**BRIEF:** Identify the line in which "Read this page and output its text content." appears, then reproduce that line and all remaining lines of the records word for word.

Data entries
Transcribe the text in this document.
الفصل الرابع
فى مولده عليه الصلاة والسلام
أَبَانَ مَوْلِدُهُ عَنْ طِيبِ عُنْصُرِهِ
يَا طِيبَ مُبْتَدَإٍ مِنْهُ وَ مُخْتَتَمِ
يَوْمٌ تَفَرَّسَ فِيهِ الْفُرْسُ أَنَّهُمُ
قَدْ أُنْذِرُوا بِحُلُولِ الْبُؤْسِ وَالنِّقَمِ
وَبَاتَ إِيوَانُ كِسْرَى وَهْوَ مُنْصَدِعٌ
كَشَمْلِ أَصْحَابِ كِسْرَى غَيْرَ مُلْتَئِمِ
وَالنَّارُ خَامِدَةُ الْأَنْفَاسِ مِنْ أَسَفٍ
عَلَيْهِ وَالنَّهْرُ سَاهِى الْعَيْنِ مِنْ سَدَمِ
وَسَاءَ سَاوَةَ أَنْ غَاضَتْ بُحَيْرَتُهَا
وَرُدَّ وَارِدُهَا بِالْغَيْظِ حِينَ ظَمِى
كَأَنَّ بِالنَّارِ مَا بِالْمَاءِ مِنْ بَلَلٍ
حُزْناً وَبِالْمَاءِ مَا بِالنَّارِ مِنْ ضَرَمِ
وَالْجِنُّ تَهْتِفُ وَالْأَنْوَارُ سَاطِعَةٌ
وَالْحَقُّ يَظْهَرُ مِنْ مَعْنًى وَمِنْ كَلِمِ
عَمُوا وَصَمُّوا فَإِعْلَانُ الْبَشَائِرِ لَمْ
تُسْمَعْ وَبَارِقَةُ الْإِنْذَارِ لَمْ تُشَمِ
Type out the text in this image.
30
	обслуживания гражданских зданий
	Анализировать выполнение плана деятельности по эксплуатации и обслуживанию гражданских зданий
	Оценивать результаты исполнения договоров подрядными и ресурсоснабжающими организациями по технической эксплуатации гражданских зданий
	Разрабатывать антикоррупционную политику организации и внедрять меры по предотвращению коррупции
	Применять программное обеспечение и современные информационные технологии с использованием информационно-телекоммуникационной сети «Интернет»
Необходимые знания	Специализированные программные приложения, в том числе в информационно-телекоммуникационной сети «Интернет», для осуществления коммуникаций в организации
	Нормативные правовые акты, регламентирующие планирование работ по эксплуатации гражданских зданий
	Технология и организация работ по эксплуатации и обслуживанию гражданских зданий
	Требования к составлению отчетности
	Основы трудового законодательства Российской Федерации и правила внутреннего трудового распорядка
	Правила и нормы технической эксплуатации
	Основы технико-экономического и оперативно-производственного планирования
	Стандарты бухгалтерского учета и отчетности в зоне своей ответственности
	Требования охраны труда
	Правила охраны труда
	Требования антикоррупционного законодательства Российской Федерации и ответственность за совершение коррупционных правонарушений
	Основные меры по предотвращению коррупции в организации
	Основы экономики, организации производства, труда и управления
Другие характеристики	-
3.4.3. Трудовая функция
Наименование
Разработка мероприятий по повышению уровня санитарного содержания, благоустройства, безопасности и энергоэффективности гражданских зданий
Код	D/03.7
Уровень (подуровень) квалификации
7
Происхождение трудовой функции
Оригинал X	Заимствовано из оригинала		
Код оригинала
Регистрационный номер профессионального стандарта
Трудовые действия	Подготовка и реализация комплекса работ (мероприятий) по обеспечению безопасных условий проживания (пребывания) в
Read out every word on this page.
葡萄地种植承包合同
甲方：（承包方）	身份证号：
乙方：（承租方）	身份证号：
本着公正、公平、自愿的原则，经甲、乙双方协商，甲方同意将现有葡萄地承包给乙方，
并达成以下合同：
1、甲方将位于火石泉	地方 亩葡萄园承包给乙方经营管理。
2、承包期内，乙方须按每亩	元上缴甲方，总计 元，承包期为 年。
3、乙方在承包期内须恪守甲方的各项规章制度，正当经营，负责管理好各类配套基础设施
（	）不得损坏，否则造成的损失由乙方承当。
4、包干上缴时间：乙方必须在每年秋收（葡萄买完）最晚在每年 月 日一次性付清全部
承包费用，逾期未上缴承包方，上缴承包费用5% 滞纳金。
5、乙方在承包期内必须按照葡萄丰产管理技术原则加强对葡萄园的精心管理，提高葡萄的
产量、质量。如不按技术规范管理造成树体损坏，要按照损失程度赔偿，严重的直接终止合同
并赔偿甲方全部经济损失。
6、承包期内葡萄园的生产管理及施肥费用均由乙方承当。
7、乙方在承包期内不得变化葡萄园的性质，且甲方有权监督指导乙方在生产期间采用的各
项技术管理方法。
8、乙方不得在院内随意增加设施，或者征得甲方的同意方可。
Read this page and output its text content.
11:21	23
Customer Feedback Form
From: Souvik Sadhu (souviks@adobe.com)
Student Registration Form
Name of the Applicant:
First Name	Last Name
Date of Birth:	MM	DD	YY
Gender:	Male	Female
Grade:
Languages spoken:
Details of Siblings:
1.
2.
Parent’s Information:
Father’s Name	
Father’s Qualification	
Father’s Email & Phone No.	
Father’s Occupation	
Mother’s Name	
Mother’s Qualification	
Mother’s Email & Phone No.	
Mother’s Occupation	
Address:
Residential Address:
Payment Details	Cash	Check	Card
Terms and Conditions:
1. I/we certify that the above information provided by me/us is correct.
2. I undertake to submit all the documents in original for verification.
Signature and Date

**SOLUTION BELOW:**
Read this page and output its text content.
11:21	23
Customer Feedback Form
From: Souvik Sadhu (souviks@adobe.com)
Student Registration Form
Name of the Applicant:
First Name	Last Name
Date of Birth:	MM	DD	YY
Gender:	Male	Female
Grade:
Languages spoken:
Details of Siblings:
1.
2.
Parent’s Information:
Father’s Name	
Father’s Qualification	
Father’s Email & Phone No.	
Father’s Occupation	
Mother’s Name	
Mother’s Qualification	
Mother’s Email & Phone No.	
Mother’s Occupation	
Address:
Residential Address:
Payment Details	Cash	Check	Card
Terms and Conditions:
1. I/we certify that the above information provided by me/us is correct.
2. I undertake to submit all the documents in original for verification.
Signature and Date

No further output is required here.